- [YOUR GOAL]:
Reproduce the data exactly.

- [STORED ROWS]:
========

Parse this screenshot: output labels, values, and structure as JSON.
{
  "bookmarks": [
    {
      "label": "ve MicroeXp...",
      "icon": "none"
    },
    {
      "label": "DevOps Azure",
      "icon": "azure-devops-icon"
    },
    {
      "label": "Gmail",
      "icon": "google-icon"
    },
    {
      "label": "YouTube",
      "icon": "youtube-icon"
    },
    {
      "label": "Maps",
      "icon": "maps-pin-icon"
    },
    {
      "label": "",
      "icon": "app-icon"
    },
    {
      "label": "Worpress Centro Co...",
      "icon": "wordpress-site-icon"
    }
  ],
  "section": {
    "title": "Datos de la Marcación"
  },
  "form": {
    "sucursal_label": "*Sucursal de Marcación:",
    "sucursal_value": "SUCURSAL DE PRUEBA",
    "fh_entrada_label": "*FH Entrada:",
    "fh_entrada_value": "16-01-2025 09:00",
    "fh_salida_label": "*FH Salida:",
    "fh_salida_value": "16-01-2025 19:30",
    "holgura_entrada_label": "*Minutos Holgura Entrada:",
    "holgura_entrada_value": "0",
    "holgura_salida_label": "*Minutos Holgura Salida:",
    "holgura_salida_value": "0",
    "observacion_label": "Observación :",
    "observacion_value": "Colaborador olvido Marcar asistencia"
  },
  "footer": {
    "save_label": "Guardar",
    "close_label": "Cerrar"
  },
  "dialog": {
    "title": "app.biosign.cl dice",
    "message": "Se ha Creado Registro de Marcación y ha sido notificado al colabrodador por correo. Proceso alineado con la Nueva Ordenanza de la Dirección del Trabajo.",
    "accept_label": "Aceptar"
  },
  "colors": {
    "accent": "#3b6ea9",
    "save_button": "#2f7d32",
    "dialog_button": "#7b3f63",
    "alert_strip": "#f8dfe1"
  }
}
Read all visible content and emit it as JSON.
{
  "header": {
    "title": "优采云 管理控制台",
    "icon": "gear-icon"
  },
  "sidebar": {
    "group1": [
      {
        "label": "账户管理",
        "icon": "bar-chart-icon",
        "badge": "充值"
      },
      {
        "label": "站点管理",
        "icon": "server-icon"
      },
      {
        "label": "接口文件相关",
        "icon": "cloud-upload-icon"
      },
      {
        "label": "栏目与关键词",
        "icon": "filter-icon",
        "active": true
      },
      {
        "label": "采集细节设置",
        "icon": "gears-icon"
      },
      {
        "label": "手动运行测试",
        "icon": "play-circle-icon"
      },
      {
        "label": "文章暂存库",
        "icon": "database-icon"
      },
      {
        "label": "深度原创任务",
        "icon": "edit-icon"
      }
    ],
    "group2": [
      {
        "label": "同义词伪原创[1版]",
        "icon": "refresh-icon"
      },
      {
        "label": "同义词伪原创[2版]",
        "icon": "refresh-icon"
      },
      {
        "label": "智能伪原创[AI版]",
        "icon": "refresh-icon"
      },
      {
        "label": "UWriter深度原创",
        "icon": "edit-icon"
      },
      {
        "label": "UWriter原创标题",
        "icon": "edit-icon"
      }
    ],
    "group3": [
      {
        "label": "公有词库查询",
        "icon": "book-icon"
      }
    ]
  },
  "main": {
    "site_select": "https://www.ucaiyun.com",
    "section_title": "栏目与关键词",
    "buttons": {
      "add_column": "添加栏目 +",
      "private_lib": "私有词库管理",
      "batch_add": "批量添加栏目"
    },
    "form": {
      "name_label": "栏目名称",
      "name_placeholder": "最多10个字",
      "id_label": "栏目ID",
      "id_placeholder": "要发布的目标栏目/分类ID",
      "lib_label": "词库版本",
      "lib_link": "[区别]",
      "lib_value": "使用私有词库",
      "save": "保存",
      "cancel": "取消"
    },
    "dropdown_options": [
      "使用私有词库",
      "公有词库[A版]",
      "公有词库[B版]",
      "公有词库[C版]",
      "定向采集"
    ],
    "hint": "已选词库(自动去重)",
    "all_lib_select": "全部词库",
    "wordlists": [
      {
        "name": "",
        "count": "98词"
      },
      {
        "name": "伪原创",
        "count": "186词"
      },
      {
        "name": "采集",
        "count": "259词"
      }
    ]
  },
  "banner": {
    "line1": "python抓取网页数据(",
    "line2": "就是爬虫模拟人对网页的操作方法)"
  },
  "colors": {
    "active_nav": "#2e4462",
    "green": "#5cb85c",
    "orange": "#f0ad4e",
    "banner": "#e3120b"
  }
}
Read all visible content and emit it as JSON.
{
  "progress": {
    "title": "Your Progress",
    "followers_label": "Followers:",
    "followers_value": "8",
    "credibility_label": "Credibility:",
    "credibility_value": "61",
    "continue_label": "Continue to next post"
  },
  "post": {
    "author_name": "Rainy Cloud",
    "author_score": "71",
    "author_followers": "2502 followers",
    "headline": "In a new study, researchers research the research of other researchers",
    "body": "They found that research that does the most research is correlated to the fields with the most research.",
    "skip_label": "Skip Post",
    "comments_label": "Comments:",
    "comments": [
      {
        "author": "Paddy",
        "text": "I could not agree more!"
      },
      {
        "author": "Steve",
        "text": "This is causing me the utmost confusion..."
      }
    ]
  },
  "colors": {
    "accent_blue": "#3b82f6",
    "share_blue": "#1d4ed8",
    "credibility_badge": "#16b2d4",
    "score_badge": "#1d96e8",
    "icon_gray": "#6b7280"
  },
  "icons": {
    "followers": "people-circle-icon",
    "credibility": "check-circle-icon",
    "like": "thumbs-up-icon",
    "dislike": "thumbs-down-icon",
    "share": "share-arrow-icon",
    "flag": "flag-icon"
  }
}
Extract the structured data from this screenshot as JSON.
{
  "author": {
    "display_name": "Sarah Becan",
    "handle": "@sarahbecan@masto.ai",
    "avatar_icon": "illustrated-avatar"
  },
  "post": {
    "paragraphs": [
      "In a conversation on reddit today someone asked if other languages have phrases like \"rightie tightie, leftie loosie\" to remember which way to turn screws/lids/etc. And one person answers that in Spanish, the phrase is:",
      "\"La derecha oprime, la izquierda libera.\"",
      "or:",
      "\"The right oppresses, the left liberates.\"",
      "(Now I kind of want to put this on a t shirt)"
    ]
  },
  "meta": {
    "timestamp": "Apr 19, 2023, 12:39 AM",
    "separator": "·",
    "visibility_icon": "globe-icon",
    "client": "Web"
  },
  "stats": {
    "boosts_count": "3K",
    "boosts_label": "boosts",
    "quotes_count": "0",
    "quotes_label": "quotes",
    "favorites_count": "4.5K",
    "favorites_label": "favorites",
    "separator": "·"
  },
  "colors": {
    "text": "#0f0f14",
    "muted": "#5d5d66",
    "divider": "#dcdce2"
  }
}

========

- [ANSWER IN FULL]:
Parse this screenshot: output labels, values, and structure as JSON.
{
  "bookmarks": [
    {
      "label": "ve MicroeXp...",
      "icon": "none"
    },
    {
      "label": "DevOps Azure",
      "icon": "azure-devops-icon"
    },
    {
      "label": "Gmail",
      "icon": "google-icon"
    },
    {
      "label": "YouTube",
      "icon": "youtube-icon"
    },
    {
      "label": "Maps",
      "icon": "maps-pin-icon"
    },
    {
      "label": "",
      "icon": "app-icon"
    },
    {
      "label": "Worpress Centro Co...",
      "icon": "wordpress-site-icon"
    }
  ],
  "section": {
    "title": "Datos de la Marcación"
  },
  "form": {
    "sucursal_label": "*Sucursal de Marcación:",
    "sucursal_value": "SUCURSAL DE PRUEBA",
    "fh_entrada_label": "*FH Entrada:",
    "fh_entrada_value": "16-01-2025 09:00",
    "fh_salida_label": "*FH Salida:",
    "fh_salida_value": "16-01-2025 19:30",
    "holgura_entrada_label": "*Minutos Holgura Entrada:",
    "holgura_entrada_value": "0",
    "holgura_salida_label": "*Minutos Holgura Salida:",
    "holgura_salida_value": "0",
    "observacion_label": "Observación :",
    "observacion_value": "Colaborador olvido Marcar asistencia"
  },
  "footer": {
    "save_label": "Guardar",
    "close_label": "Cerrar"
  },
  "dialog": {
    "title": "app.biosign.cl dice",
    "message": "Se ha Creado Registro de Marcación y ha sido notificado al colabrodador por correo. Proceso alineado con la Nueva Ordenanza de la Dirección del Trabajo.",
    "accept_label": "Aceptar"
  },
  "colors": {
    "accent": "#3b6ea9",
    "save_button": "#2f7d32",
    "dialog_button": "#7b3f63",
    "alert_strip": "#f8dfe1"
  }
}
Read all visible content and emit it as JSON.
{
  "header": {
    "title": "优采云 管理控制台",
    "icon": "gear-icon"
  },
  "sidebar": {
    "group1": [
      {
        "label": "账户管理",
        "icon": "bar-chart-icon",
        "badge": "充值"
      },
      {
        "label": "站点管理",
        "icon": "server-icon"
      },
      {
        "label": "接口文件相关",
        "icon": "cloud-upload-icon"
      },
      {
        "label": "栏目与关键词",
        "icon": "filter-icon",
        "active": true
      },
      {
        "label": "采集细节设置",
        "icon": "gears-icon"
      },
      {
        "label": "手动运行测试",
        "icon": "play-circle-icon"
      },
      {
        "label": "文章暂存库",
        "icon": "database-icon"
      },
      {
        "label": "深度原创任务",
        "icon": "edit-icon"
      }
    ],
    "group2": [
      {
        "label": "同义词伪原创[1版]",
        "icon": "refresh-icon"
      },
      {
        "label": "同义词伪原创[2版]",
        "icon": "refresh-icon"
      },
      {
        "label": "智能伪原创[AI版]",
        "icon": "refresh-icon"
      },
      {
        "label": "UWriter深度原创",
        "icon": "edit-icon"
      },
      {
        "label": "UWriter原创标题",
        "icon": "edit-icon"
      }
    ],
    "group3": [
      {
        "label": "公有词库查询",
        "icon": "book-icon"
      }
    ]
  },
  "main": {
    "site_select": "https://www.ucaiyun.com",
    "section_title": "栏目与关键词",
    "buttons": {
      "add_column": "添加栏目 +",
      "private_lib": "私有词库管理",
      "batch_add": "批量添加栏目"
    },
    "form": {
      "name_label": "栏目名称",
      "name_placeholder": "最多10个字",
      "id_label": "栏目ID",
      "id_placeholder": "要发布的目标栏目/分类ID",
      "lib_label": "词库版本",
      "lib_link": "[区别]",
      "lib_value": "使用私有词库",
      "save": "保存",
      "cancel": "取消"
    },
    "dropdown_options": [
      "使用私有词库",
      "公有词库[A版]",
      "公有词库[B版]",
      "公有词库[C版]",
      "定向采集"
    ],
    "hint": "已选词库(自动去重)",
    "all_lib_select": "全部词库",
    "wordlists": [
      {
        "name": "",
        "count": "98词"
      },
      {
        "name": "伪原创",
        "count": "186词"
      },
      {
        "name": "采集",
        "count": "259词"
      }
    ]
  },
  "banner": {
    "line1": "python抓取网页数据(",
    "line2": "就是爬虫模拟人对网页的操作方法)"
  },
  "colors": {
    "active_nav": "#2e4462",
    "green": "#5cb85c",
    "orange": "#f0ad4e",
    "banner": "#e3120b"
  }
}
Read all visible content and emit it as JSON.
{
  "progress": {
    "title": "Your Progress",
    "followers_label": "Followers:",
    "followers_value": "8",
    "credibility_label": "Credibility:",
    "credibility_value": "61",
    "continue_label": "Continue to next post"
  },
  "post": {
    "author_name": "Rainy Cloud",
    "author_score": "71",
    "author_followers": "2502 followers",
    "headline": "In a new study, researchers research the research of other researchers",
    "body": "They found that research that does the most research is correlated to the fields with the most research.",
    "skip_label": "Skip Post",
    "comments_label": "Comments:",
    "comments": [
      {
        "author": "Paddy",
        "text": "I could not agree more!"
      },
      {
        "author": "Steve",
        "text": "This is causing me the utmost confusion..."
      }
    ]
  },
  "colors": {
    "accent_blue": "#3b82f6",
    "share_blue": "#1d4ed8",
    "credibility_badge": "#16b2d4",
    "score_badge": "#1d96e8",
    "icon_gray": "#6b7280"
  },
  "icons": {
    "followers": "people-circle-icon",
    "credibility": "check-circle-icon",
    "like": "thumbs-up-icon",
    "dislike": "thumbs-down-icon",
    "share": "share-arrow-icon",
    "flag": "flag-icon"
  }
}
Extract the structured data from this screenshot as JSON.
{
  "author": {
    "display_name": "Sarah Becan",
    "handle": "@sarahbecan@masto.ai",
    "avatar_icon": "illustrated-avatar"
  },
  "post": {
    "paragraphs": [
      "In a conversation on reddit today someone asked if other languages have phrases like \"rightie tightie, leftie loosie\" to remember which way to turn screws/lids/etc. And one person answers that in Spanish, the phrase is:",
      "\"La derecha oprime, la izquierda libera.\"",
      "or:",
      "\"The right oppresses, the left liberates.\"",
      "(Now I kind of want to put this on a t shirt)"
    ]
  },
  "meta": {
    "timestamp": "Apr 19, 2023, 12:39 AM",
    "separator": "·",
    "visibility_icon": "globe-icon",
    "client": "Web"
  },
  "stats": {
    "boosts_count": "3K",
    "boosts_label": "boosts",
    "quotes_count": "0",
    "quotes_label": "quotes",
    "favorites_count": "4.5K",
    "favorites_label": "favorites",
    "separator": "·"
  },
  "colors": {
    "text": "#0f0f14",
    "muted": "#5d5d66",
    "divider": "#dcdce2"
  }
}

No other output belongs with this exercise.